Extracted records
──────────────────────────────
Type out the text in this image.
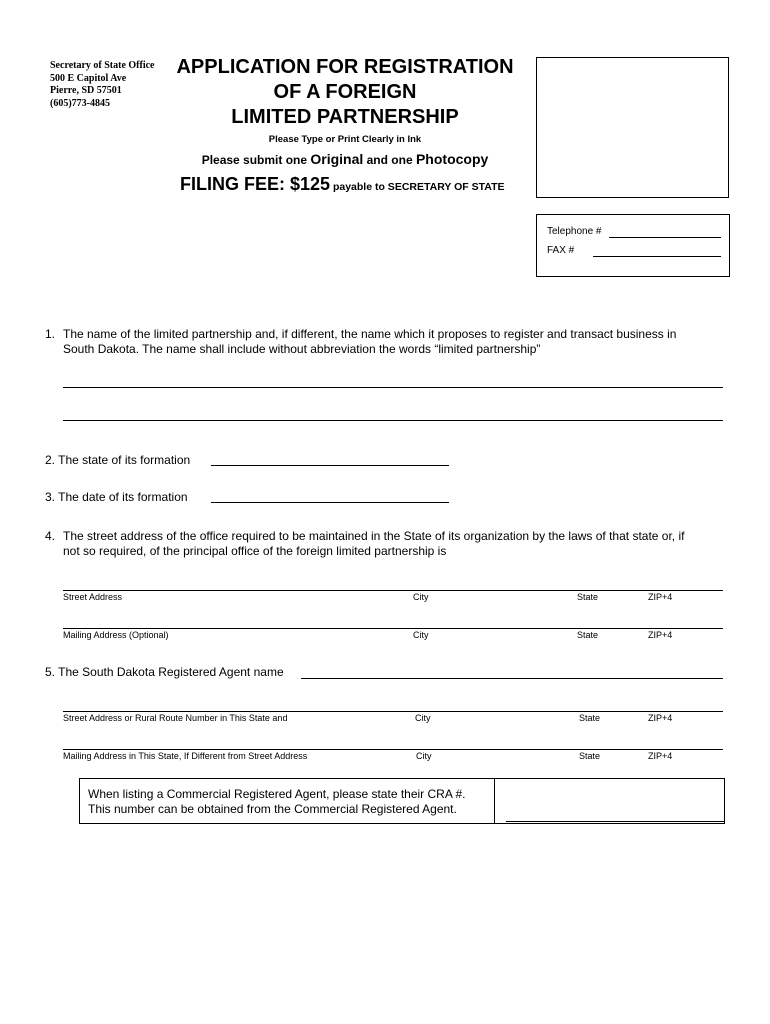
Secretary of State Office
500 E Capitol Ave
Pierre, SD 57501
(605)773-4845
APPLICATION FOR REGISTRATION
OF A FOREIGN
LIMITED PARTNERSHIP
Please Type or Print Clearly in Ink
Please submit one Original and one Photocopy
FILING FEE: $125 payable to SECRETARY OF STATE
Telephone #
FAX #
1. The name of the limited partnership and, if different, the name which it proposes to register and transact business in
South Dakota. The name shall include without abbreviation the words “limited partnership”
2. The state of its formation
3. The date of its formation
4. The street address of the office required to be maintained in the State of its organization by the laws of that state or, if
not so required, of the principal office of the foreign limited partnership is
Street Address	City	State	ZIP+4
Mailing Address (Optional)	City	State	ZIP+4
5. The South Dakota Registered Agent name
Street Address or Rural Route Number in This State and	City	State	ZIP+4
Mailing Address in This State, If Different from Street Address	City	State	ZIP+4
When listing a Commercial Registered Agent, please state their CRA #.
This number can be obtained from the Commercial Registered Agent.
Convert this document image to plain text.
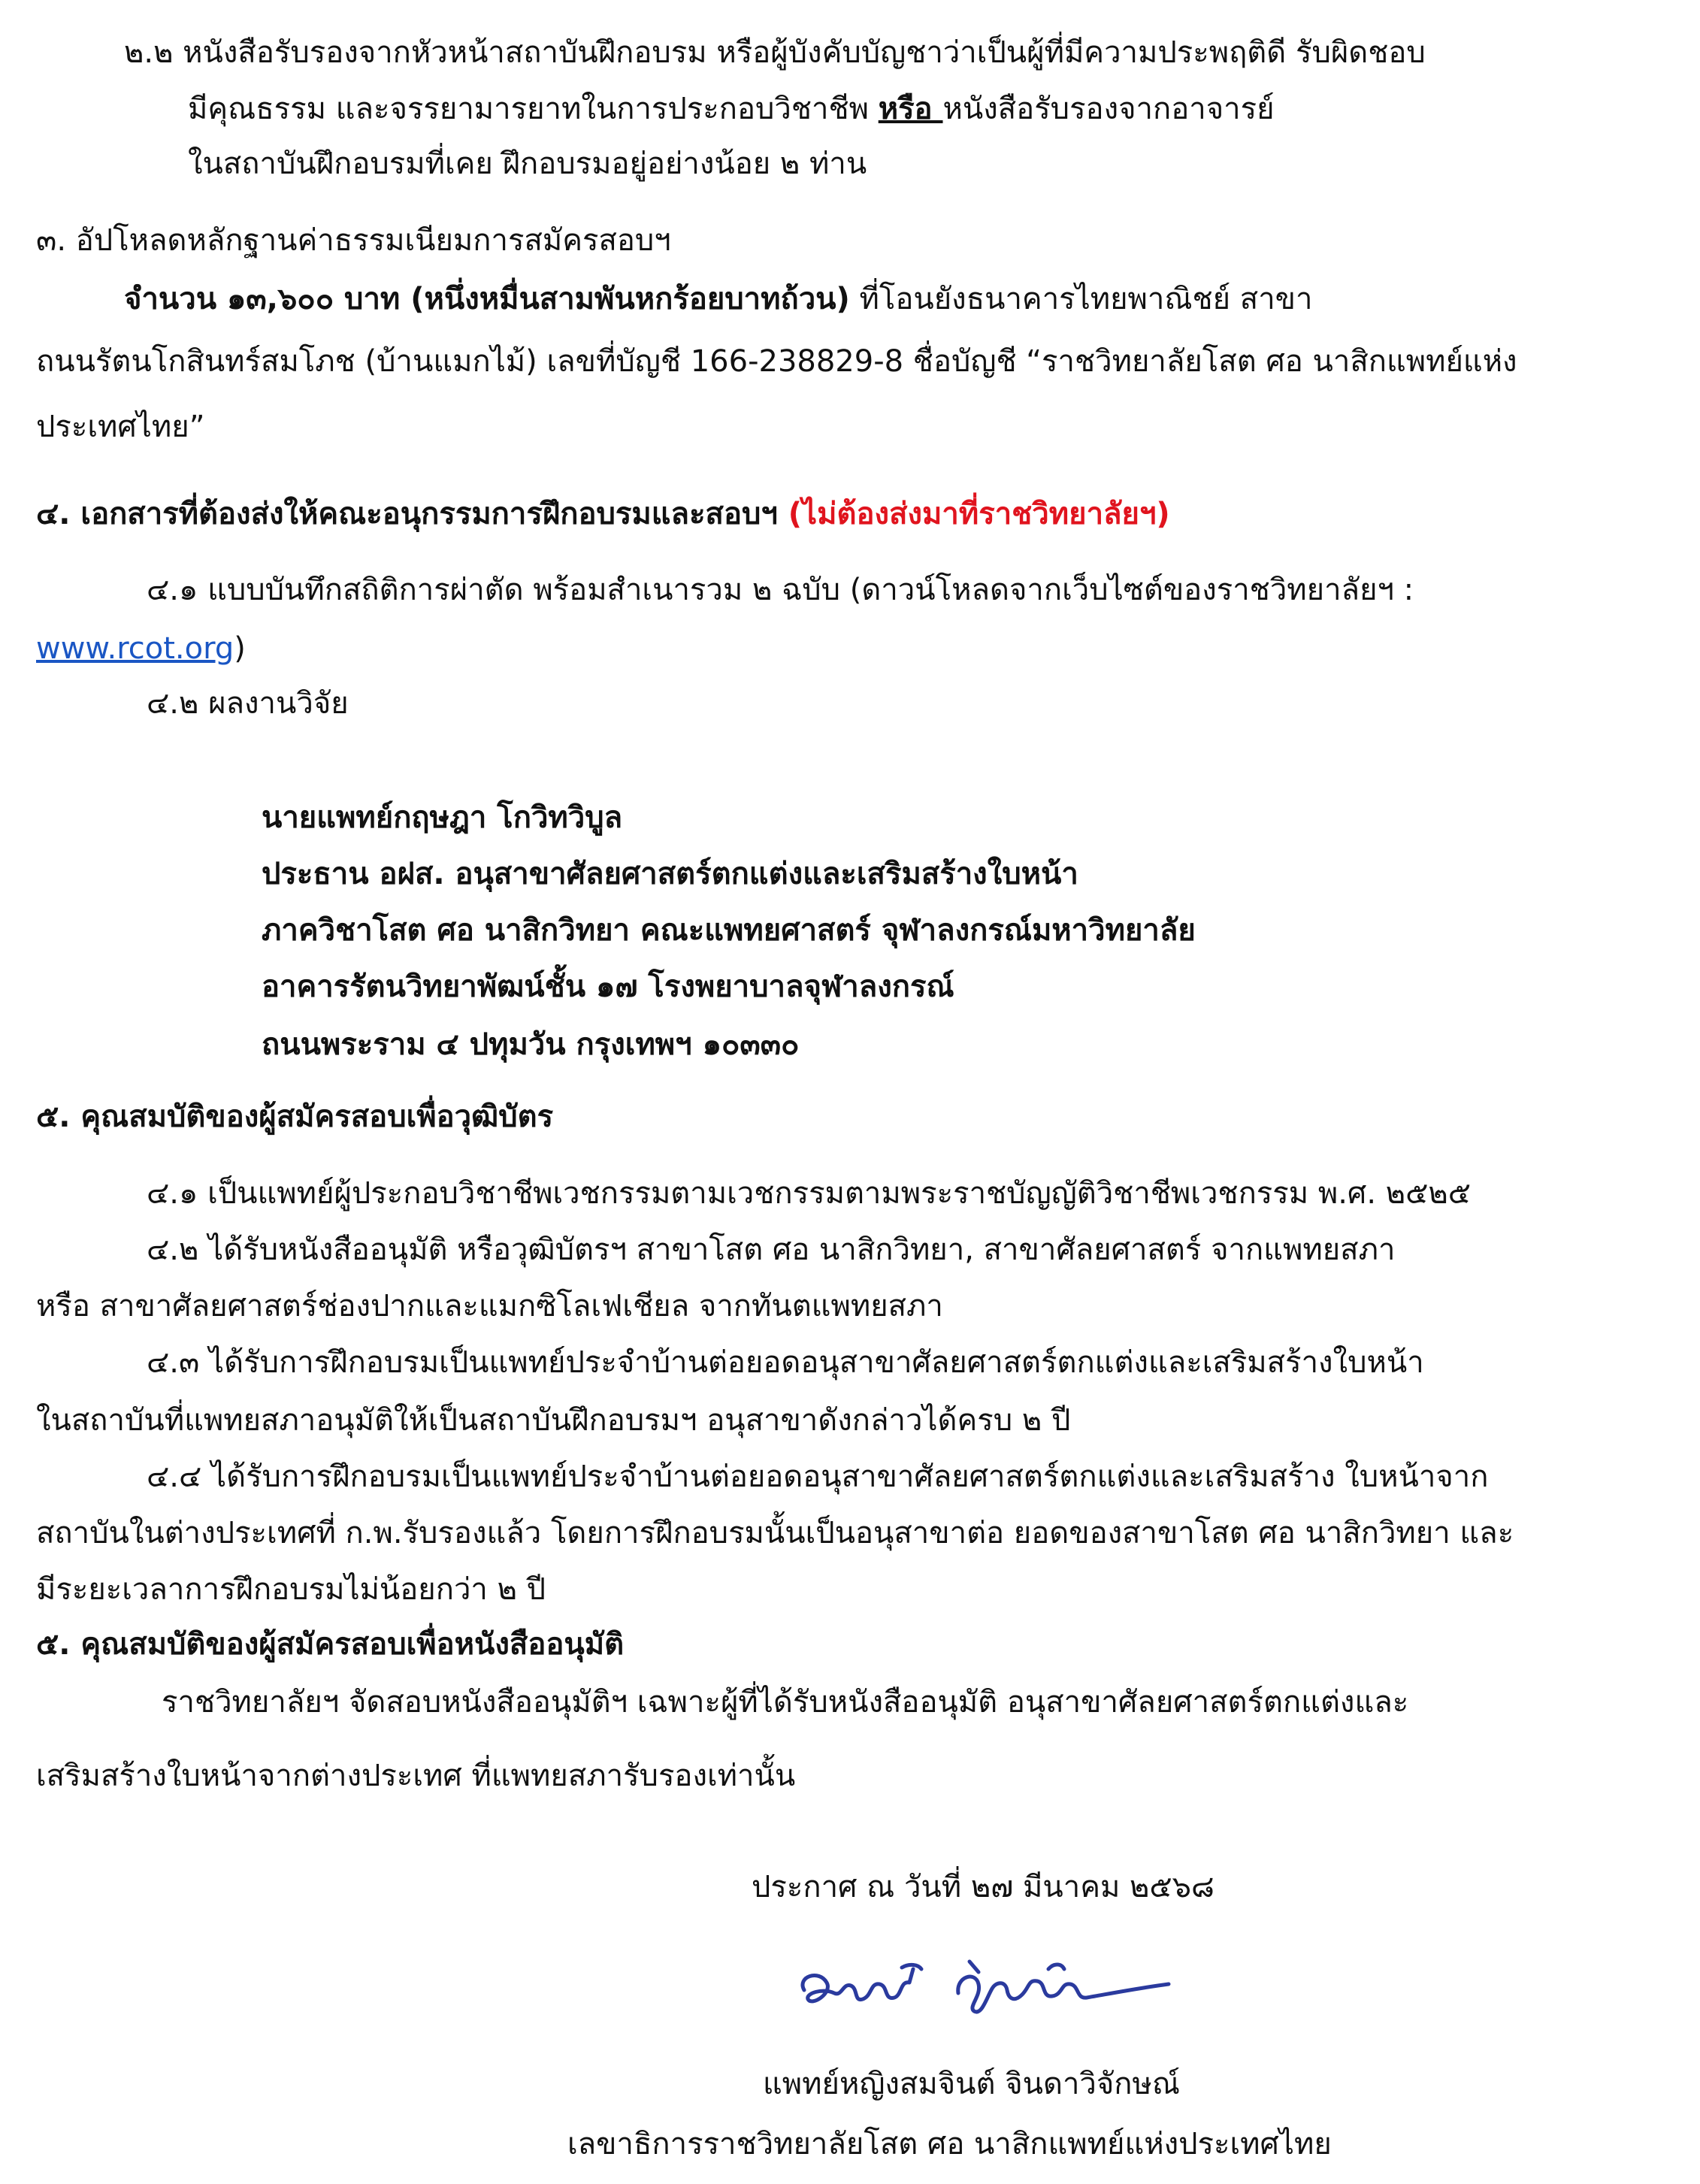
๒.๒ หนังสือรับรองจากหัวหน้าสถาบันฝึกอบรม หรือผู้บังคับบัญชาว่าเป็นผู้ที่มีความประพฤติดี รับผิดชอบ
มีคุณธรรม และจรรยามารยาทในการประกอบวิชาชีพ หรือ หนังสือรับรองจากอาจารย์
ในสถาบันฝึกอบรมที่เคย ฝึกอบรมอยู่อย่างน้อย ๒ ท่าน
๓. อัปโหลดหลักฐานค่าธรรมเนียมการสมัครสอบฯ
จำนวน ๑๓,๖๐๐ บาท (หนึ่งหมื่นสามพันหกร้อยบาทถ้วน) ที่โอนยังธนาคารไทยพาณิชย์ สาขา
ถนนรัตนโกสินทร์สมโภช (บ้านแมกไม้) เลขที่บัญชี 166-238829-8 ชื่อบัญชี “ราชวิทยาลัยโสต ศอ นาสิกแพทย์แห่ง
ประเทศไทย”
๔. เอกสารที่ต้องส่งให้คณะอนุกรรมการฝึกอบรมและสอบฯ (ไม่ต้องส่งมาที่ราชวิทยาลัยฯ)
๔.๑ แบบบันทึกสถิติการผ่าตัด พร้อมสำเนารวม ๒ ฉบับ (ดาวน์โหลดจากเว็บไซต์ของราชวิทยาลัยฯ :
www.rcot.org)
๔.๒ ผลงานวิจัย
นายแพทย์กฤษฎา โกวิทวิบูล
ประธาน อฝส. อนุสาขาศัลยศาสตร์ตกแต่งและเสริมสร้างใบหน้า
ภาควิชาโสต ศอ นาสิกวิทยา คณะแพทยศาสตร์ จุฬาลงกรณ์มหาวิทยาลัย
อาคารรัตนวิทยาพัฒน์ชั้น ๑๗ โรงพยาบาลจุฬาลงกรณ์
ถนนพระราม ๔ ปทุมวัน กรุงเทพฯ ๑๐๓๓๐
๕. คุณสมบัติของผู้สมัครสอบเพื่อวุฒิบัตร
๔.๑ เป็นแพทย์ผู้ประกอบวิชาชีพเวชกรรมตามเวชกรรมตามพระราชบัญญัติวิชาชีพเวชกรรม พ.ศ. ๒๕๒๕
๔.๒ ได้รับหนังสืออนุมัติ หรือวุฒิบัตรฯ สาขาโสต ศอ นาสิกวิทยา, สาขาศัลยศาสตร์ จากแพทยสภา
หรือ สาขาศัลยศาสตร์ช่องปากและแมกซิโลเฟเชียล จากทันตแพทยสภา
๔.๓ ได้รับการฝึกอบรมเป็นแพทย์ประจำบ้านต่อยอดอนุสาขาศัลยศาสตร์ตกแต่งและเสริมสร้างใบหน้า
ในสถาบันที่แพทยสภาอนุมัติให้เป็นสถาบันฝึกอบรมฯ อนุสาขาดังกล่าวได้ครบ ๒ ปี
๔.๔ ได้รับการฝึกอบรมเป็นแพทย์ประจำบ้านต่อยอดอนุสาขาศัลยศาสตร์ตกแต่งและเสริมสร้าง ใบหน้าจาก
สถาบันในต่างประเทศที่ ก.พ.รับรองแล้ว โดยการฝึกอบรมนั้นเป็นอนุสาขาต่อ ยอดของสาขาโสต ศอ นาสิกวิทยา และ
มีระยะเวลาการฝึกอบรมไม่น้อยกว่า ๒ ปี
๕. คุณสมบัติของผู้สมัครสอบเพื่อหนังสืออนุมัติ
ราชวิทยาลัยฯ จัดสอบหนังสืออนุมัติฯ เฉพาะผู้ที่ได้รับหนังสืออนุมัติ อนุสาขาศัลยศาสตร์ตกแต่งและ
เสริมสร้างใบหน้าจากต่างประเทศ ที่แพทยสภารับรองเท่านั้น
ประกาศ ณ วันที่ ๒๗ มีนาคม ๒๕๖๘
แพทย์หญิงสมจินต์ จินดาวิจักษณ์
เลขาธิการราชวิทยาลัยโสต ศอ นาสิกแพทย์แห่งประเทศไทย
──────────────────────────────
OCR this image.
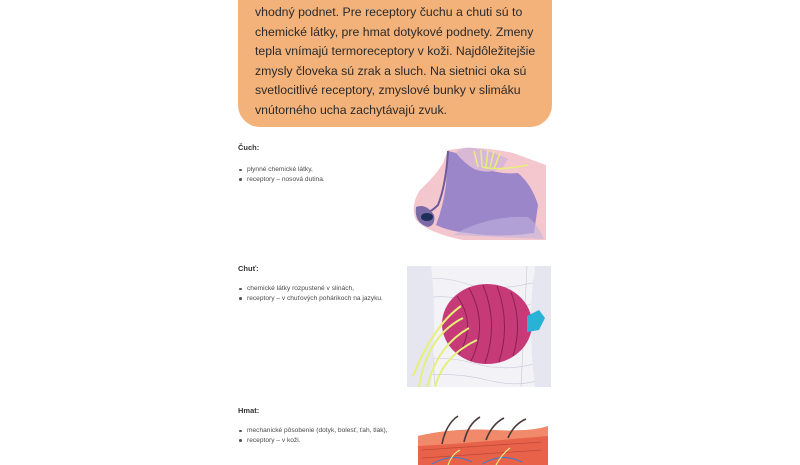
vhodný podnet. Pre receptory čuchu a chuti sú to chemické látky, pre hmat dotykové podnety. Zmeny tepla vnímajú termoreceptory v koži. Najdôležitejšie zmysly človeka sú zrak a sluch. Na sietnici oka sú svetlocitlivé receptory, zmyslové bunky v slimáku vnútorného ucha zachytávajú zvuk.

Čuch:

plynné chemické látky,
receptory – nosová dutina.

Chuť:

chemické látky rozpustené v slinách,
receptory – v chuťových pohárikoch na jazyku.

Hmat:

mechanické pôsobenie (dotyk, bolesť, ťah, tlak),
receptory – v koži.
──────────────────────────────
Task instructions
Copy out each line in the preceding records that contains "name".

Output of the exercise
1. The name of the limited partnership and, if different, the name which it proposes to register and transact business in
South Dakota. The name shall include without abbreviation the words “limited partnership”
5. The South Dakota Registered Agent name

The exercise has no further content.